# Supplied entries start

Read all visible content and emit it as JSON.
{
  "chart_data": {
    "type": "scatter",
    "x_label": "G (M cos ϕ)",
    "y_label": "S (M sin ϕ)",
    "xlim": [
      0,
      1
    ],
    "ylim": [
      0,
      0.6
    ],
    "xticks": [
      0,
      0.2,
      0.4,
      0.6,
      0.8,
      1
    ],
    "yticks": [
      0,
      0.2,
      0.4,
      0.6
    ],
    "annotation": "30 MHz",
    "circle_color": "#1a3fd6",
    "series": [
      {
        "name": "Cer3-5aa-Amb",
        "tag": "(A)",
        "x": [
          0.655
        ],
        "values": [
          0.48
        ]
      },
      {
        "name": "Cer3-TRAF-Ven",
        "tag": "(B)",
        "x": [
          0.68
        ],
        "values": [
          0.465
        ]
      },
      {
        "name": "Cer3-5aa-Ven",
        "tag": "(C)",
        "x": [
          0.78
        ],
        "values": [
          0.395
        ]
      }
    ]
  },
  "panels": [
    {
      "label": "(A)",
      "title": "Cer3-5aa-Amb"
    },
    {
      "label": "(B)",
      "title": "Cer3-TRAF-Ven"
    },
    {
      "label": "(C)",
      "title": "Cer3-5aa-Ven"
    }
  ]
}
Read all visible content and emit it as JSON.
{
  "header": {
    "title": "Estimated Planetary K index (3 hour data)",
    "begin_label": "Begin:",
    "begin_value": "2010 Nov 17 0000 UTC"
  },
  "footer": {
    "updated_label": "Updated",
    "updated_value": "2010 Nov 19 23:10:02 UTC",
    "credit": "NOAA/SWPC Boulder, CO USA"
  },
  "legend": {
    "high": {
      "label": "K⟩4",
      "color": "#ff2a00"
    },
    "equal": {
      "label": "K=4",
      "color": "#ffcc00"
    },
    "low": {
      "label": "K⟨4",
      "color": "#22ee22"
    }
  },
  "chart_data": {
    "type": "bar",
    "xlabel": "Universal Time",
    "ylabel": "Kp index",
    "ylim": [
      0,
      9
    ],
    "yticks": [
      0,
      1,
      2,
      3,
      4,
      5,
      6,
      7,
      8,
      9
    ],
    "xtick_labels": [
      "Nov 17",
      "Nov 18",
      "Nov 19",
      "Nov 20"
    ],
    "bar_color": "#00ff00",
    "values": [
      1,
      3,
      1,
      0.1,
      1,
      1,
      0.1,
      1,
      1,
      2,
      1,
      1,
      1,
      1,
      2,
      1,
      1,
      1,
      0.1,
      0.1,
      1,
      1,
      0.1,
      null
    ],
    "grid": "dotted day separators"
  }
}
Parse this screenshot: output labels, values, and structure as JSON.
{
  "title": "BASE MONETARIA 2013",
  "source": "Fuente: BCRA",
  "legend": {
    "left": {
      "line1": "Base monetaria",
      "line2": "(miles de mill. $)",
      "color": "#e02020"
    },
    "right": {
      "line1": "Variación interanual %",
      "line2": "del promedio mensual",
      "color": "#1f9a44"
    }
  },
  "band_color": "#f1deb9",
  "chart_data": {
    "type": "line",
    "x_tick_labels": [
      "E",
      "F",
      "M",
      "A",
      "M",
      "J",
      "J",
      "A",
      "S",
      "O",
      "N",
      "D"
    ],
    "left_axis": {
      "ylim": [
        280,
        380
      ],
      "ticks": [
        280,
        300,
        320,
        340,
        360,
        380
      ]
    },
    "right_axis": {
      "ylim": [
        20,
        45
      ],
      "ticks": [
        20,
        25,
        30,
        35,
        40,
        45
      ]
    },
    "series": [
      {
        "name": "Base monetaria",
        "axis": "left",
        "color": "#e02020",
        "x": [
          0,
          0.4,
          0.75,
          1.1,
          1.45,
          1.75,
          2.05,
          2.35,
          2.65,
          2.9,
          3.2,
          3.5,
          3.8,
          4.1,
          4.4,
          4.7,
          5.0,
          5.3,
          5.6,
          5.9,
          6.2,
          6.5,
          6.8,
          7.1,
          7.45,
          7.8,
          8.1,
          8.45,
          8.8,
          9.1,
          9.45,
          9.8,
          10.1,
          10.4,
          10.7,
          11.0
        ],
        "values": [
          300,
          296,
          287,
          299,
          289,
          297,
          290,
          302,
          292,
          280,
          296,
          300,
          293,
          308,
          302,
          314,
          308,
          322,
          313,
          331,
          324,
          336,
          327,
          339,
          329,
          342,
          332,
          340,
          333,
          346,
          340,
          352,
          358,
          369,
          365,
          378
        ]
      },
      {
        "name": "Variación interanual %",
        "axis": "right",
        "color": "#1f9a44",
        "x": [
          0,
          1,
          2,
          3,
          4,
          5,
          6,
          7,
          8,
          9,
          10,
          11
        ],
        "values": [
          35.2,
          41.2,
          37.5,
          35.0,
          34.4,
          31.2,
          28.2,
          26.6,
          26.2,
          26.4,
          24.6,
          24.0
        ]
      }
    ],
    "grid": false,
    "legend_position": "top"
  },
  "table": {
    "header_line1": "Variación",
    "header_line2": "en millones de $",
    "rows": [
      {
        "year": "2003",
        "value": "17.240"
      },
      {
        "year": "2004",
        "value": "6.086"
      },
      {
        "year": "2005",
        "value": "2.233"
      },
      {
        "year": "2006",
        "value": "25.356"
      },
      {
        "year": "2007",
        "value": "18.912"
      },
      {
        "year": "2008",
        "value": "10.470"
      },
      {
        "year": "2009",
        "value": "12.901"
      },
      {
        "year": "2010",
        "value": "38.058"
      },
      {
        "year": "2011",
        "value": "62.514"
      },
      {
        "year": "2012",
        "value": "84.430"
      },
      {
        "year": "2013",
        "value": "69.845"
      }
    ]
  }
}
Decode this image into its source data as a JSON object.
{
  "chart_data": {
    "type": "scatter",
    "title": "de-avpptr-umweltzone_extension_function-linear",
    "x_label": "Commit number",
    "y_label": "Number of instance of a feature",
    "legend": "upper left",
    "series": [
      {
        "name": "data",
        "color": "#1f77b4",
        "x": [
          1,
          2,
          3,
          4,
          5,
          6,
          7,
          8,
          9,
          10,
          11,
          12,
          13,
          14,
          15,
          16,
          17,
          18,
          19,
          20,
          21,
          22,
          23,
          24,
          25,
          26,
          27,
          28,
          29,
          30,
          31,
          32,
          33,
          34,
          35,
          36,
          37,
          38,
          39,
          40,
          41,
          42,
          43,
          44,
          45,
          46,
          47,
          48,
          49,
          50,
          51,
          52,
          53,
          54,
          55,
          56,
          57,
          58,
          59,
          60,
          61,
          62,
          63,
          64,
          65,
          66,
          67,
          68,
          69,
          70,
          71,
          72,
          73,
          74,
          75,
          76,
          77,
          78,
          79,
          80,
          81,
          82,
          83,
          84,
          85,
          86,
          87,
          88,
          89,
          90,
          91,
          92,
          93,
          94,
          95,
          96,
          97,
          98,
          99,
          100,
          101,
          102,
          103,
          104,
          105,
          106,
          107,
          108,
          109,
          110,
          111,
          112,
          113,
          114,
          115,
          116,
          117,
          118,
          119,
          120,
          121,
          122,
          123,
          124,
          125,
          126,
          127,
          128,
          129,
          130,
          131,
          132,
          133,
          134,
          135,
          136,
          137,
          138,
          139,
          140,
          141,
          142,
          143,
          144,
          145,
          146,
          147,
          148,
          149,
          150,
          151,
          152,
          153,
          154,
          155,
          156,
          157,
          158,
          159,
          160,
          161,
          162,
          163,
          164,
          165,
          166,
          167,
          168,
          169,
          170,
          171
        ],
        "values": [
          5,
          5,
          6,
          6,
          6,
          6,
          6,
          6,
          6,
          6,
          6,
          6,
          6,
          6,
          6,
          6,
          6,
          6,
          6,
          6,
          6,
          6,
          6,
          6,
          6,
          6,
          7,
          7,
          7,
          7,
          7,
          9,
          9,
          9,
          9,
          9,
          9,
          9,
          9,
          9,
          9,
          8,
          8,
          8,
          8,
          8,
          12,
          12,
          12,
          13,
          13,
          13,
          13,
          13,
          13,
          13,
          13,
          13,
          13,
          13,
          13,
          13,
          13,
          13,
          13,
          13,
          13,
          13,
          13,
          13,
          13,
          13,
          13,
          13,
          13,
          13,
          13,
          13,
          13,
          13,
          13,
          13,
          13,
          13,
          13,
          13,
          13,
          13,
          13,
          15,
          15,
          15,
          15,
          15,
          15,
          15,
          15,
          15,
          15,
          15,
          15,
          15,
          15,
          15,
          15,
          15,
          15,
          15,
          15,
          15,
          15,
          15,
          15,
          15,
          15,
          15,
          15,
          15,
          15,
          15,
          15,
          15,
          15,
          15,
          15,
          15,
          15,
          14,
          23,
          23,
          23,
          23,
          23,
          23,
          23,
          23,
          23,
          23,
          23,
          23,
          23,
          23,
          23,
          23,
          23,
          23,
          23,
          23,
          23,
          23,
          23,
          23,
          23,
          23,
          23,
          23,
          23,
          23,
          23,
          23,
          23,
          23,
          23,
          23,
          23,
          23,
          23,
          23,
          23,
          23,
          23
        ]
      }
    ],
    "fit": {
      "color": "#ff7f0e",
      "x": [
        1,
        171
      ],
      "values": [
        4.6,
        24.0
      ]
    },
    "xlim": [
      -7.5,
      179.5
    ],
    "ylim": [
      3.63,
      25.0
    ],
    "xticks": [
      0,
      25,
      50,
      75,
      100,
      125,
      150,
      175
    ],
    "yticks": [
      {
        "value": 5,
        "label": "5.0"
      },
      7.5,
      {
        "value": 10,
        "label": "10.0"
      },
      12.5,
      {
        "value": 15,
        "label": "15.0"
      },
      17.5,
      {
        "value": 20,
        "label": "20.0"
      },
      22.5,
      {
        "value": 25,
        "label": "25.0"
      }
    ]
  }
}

# Supplied entries end

Show each line of the listing that holds the string "this".

• **Finished answer**:
Parse this screenshot: output labels, values, and structure as JSON.
Decode this image into its source data as a JSON object.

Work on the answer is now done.